- [GIVEN INSTRUCTION]: The answer is one number: how many lines hold the string "acid".

- [MATERIAL SUPPLIED]:
● ● ● ●
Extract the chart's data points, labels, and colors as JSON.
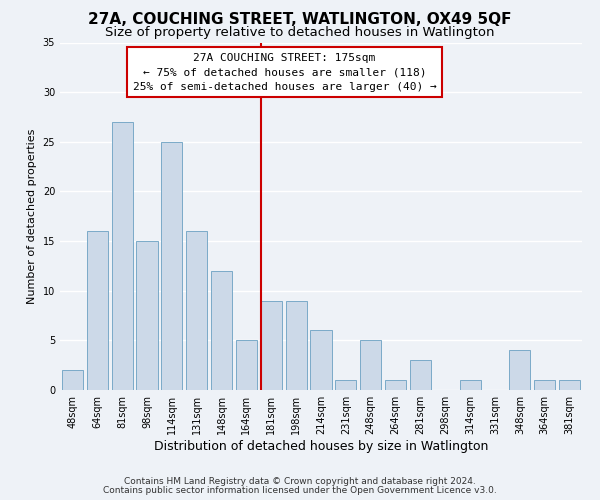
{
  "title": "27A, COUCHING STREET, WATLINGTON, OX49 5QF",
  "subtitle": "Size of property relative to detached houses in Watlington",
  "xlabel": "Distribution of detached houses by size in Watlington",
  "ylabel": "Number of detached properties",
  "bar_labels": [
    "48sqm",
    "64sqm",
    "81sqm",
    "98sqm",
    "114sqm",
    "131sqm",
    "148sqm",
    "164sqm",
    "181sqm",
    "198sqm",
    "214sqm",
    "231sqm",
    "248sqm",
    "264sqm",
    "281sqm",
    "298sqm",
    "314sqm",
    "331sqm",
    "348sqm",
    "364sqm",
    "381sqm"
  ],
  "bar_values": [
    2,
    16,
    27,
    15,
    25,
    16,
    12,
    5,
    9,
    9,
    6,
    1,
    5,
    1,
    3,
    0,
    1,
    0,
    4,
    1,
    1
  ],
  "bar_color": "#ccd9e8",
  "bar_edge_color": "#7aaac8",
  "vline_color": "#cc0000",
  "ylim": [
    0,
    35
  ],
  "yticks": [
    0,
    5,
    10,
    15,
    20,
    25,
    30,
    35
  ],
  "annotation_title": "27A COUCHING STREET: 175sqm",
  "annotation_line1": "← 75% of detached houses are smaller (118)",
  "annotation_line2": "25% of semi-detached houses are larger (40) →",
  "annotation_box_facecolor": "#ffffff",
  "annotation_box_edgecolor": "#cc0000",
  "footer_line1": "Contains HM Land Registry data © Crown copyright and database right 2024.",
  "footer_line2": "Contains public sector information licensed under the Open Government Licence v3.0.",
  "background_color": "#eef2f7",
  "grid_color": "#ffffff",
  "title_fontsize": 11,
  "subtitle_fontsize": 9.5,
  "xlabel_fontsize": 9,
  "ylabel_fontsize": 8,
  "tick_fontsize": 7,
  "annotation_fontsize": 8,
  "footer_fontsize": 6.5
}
● ● ● ●
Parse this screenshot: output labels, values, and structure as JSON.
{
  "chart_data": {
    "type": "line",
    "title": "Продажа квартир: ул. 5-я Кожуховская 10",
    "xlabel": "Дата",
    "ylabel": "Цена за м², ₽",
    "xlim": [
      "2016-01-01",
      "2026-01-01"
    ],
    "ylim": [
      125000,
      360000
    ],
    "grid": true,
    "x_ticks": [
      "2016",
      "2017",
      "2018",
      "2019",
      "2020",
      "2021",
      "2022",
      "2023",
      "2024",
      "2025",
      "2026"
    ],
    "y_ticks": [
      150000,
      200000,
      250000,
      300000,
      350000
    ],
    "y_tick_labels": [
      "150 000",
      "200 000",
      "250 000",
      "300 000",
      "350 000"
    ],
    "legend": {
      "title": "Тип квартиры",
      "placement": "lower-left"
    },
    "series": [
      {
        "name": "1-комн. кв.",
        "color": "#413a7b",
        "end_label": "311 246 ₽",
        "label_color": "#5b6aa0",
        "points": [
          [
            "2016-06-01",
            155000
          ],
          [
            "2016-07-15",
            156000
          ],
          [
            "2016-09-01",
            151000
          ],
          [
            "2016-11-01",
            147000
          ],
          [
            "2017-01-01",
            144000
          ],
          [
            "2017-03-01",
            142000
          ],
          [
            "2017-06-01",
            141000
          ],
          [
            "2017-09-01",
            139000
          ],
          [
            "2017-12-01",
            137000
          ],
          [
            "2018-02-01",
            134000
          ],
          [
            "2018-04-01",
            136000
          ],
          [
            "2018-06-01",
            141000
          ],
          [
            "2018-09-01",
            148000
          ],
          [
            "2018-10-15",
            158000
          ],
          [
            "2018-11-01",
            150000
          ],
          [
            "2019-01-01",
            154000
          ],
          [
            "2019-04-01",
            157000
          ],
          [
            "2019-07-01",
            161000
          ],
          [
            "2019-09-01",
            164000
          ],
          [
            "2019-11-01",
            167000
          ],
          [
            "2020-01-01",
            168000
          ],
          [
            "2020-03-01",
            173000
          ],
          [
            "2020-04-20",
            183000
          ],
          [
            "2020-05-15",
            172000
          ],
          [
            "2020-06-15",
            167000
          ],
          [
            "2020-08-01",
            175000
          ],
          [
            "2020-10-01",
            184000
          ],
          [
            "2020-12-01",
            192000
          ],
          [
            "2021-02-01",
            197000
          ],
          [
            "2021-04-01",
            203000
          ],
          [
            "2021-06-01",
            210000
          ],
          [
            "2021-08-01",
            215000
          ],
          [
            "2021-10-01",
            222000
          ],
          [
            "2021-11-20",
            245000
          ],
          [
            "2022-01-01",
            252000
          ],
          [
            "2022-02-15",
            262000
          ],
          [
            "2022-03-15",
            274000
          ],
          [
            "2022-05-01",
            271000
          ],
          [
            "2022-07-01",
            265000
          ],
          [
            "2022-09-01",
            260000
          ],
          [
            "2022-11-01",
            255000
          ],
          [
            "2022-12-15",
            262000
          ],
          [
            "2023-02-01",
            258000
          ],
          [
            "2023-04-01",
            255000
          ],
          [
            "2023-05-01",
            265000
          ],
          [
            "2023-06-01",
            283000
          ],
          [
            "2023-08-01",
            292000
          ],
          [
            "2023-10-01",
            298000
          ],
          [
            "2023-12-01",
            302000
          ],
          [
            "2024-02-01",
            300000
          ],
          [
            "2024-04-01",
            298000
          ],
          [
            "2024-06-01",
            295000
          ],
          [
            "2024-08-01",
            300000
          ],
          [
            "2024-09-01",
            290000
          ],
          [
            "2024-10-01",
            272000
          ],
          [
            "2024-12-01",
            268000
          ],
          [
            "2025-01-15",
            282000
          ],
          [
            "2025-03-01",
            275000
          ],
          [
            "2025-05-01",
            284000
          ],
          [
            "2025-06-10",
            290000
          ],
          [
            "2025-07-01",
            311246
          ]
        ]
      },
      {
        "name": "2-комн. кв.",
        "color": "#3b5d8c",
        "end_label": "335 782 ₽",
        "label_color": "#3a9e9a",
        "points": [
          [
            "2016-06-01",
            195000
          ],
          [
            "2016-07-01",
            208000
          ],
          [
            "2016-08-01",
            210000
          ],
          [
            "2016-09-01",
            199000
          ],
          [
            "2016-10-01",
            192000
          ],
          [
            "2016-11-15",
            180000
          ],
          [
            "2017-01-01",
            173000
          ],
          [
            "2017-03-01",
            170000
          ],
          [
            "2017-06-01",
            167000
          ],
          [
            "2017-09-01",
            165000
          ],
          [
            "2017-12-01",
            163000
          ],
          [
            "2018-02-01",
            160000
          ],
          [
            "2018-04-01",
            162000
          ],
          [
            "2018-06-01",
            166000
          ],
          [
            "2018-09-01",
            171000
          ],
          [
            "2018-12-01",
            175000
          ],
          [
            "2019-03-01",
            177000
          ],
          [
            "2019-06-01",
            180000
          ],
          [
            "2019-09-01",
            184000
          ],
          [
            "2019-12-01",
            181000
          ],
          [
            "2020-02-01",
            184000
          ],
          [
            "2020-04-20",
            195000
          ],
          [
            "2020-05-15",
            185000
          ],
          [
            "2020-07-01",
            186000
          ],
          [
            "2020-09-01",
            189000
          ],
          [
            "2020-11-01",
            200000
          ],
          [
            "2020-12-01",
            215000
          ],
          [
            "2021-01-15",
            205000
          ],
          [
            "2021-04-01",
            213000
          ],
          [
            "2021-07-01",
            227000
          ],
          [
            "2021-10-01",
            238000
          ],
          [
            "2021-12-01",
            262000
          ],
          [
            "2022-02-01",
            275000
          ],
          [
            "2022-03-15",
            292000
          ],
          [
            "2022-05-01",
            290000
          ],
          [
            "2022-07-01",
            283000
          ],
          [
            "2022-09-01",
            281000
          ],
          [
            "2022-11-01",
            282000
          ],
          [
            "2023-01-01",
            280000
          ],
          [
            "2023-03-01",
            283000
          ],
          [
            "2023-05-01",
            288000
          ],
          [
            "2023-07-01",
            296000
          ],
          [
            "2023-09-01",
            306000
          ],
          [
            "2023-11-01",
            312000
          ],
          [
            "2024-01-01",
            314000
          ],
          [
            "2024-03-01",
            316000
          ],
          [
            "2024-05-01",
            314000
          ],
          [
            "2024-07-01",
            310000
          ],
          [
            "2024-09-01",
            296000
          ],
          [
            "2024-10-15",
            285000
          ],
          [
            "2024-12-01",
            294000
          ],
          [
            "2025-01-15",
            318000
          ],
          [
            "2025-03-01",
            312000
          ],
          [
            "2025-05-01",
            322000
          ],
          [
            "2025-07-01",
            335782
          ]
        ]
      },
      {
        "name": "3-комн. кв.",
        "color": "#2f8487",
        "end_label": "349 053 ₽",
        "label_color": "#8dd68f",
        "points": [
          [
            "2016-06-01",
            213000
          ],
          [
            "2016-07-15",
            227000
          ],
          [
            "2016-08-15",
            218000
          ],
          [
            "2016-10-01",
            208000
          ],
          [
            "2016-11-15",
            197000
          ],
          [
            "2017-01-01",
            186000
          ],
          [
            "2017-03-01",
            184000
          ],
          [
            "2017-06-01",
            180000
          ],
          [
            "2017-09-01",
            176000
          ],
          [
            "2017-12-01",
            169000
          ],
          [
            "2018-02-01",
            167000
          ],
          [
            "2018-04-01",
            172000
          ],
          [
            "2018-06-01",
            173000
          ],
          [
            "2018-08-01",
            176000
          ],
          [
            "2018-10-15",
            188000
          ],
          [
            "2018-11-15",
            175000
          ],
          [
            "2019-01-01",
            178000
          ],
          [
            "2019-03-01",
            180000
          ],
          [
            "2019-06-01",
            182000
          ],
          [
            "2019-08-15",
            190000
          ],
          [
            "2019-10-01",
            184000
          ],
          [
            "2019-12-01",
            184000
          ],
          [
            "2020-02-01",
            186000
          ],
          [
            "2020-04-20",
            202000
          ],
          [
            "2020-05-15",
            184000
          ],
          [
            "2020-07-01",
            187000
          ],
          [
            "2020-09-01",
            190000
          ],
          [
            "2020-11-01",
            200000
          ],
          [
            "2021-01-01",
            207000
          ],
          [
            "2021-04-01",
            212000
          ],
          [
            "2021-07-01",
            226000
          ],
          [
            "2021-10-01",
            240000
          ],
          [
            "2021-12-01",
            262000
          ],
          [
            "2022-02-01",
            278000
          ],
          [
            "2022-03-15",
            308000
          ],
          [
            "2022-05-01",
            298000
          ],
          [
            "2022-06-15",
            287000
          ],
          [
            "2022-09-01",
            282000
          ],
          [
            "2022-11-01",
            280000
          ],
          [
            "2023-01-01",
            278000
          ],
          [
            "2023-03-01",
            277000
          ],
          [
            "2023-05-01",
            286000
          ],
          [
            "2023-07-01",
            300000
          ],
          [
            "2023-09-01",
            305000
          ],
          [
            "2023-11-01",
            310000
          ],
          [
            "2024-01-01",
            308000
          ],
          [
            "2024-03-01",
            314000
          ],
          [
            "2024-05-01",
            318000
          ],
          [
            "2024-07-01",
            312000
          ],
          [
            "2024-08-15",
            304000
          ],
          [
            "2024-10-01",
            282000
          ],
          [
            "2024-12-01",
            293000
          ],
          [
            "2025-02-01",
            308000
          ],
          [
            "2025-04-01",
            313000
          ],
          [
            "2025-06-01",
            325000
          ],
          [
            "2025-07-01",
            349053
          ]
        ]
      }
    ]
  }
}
● ● ● ●
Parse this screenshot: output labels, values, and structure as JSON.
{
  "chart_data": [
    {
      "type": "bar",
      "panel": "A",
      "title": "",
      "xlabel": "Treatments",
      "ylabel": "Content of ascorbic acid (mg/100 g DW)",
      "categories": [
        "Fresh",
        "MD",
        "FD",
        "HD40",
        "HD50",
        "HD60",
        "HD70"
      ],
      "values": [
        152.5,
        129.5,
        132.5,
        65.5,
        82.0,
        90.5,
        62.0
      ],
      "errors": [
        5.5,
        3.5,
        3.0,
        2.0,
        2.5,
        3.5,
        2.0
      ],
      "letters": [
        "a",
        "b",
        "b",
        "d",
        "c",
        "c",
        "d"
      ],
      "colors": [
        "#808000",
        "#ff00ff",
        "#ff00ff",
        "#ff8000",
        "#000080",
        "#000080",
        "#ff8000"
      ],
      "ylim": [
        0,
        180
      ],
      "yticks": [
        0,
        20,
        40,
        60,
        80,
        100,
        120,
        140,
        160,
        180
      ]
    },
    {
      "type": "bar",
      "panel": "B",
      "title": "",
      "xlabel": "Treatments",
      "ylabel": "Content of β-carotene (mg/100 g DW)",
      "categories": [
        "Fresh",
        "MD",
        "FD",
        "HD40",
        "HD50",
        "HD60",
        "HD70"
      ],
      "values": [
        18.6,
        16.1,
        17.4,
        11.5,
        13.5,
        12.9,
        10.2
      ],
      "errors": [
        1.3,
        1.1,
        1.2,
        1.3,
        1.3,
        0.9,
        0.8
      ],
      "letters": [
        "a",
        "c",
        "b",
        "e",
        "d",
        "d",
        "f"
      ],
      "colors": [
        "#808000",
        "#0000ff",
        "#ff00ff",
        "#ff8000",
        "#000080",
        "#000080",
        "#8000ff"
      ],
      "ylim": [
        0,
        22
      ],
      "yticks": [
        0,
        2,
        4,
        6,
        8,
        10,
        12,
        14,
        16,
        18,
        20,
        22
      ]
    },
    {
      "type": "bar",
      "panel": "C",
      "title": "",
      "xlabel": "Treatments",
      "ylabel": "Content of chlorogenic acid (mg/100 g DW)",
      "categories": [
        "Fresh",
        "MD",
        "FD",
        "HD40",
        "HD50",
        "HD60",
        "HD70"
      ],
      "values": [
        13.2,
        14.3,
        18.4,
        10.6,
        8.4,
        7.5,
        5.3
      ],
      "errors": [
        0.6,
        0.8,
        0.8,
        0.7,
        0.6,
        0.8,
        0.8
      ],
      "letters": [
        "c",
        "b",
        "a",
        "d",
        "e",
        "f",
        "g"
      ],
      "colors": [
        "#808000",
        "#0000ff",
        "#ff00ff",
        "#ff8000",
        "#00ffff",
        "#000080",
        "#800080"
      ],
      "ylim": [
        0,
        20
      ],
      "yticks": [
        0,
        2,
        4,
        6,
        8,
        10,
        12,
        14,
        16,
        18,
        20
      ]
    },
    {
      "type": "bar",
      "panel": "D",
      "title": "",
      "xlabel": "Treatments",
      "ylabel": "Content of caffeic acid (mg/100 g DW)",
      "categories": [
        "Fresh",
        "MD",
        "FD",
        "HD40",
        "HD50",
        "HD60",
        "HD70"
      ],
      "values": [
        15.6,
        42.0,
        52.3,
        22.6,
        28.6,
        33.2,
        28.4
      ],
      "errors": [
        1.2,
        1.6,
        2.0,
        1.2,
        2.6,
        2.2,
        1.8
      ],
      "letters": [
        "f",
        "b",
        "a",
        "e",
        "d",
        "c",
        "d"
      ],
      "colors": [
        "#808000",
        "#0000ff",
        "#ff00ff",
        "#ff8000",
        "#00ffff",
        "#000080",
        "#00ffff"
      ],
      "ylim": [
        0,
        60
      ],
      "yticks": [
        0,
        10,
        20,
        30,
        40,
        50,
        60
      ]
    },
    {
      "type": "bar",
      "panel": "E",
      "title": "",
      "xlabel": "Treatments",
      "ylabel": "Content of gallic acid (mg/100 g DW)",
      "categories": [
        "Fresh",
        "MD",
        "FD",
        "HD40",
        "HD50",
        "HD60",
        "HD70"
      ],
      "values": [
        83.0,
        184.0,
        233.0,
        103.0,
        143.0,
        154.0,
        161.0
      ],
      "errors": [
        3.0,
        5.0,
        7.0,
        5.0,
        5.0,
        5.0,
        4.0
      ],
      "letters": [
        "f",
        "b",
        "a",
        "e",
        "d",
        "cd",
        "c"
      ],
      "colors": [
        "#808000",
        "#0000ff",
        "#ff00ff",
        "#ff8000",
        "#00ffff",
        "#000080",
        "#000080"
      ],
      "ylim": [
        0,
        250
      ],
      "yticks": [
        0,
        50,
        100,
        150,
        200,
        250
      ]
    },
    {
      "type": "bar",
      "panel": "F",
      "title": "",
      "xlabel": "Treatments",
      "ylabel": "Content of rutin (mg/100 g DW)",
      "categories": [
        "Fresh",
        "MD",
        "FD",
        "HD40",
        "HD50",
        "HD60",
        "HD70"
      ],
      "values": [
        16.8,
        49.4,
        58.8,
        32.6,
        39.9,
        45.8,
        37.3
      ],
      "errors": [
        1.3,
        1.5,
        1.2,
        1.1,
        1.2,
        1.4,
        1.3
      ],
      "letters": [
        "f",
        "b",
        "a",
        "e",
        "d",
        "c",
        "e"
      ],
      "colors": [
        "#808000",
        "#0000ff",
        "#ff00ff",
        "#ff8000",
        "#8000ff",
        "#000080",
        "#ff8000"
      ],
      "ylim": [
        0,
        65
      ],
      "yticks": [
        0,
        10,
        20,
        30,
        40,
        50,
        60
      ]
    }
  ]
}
● ● ● ●
- [FINAL RESULT]: 4